Input »
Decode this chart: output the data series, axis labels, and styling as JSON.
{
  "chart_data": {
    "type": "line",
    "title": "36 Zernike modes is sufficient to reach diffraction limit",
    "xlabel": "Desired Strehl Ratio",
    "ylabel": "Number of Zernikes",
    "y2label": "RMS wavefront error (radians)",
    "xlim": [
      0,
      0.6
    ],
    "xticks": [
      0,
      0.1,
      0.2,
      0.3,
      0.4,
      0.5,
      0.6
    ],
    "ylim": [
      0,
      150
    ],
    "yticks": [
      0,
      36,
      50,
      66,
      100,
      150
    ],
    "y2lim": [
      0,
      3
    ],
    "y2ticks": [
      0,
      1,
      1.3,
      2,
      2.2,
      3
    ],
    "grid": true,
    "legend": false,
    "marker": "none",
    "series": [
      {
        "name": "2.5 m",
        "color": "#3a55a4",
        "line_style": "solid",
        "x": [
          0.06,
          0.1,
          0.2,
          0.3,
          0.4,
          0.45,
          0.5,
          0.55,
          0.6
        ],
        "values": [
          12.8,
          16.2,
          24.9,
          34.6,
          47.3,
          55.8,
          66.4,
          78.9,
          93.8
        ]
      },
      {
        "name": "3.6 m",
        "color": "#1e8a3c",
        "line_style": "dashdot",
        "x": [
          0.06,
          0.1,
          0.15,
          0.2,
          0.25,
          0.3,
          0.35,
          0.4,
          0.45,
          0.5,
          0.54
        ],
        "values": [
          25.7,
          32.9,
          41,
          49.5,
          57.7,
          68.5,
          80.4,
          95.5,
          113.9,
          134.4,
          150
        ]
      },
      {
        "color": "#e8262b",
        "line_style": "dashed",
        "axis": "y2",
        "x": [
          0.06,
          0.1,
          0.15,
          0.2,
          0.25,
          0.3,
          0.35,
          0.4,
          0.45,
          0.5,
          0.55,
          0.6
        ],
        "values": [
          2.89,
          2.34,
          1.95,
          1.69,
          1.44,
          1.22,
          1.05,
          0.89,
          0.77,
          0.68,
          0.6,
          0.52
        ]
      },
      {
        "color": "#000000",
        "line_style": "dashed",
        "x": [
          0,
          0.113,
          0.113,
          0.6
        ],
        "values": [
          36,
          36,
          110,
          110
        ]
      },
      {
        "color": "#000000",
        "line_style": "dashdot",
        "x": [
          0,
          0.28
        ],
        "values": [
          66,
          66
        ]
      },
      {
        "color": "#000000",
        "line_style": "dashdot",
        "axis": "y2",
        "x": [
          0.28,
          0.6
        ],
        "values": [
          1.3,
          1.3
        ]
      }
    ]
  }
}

Your goal » Copy out the full material exactly as it appears.

Final result »
Decode this chart: output the data series, axis labels, and styling as JSON.
{
  "chart_data": {
    "type": "line",
    "title": "36 Zernike modes is sufficient to reach diffraction limit",
    "xlabel": "Desired Strehl Ratio",
    "ylabel": "Number of Zernikes",
    "y2label": "RMS wavefront error (radians)",
    "xlim": [
      0,
      0.6
    ],
    "xticks": [
      0,
      0.1,
      0.2,
      0.3,
      0.4,
      0.5,
      0.6
    ],
    "ylim": [
      0,
      150
    ],
    "yticks": [
      0,
      36,
      50,
      66,
      100,
      150
    ],
    "y2lim": [
      0,
      3
    ],
    "y2ticks": [
      0,
      1,
      1.3,
      2,
      2.2,
      3
    ],
    "grid": true,
    "legend": false,
    "marker": "none",
    "series": [
      {
        "name": "2.5 m",
        "color": "#3a55a4",
        "line_style": "solid",
        "x": [
          0.06,
          0.1,
          0.2,
          0.3,
          0.4,
          0.45,
          0.5,
          0.55,
          0.6
        ],
        "values": [
          12.8,
          16.2,
          24.9,
          34.6,
          47.3,
          55.8,
          66.4,
          78.9,
          93.8
        ]
      },
      {
        "name": "3.6 m",
        "color": "#1e8a3c",
        "line_style": "dashdot",
        "x": [
          0.06,
          0.1,
          0.15,
          0.2,
          0.25,
          0.3,
          0.35,
          0.4,
          0.45,
          0.5,
          0.54
        ],
        "values": [
          25.7,
          32.9,
          41,
          49.5,
          57.7,
          68.5,
          80.4,
          95.5,
          113.9,
          134.4,
          150
        ]
      },
      {
        "color": "#e8262b",
        "line_style": "dashed",
        "axis": "y2",
        "x": [
          0.06,
          0.1,
          0.15,
          0.2,
          0.25,
          0.3,
          0.35,
          0.4,
          0.45,
          0.5,
          0.55,
          0.6
        ],
        "values": [
          2.89,
          2.34,
          1.95,
          1.69,
          1.44,
          1.22,
          1.05,
          0.89,
          0.77,
          0.68,
          0.6,
          0.52
        ]
      },
      {
        "color": "#000000",
        "line_style": "dashed",
        "x": [
          0,
          0.113,
          0.113,
          0.6
        ],
        "values": [
          36,
          36,
          110,
          110
        ]
      },
      {
        "color": "#000000",
        "line_style": "dashdot",
        "x": [
          0,
          0.28
        ],
        "values": [
          66,
          66
        ]
      },
      {
        "color": "#000000",
        "line_style": "dashdot",
        "axis": "y2",
        "x": [
          0.28,
          0.6
        ],
        "values": [
          1.3,
          1.3
        ]
      }
    ]
  }
}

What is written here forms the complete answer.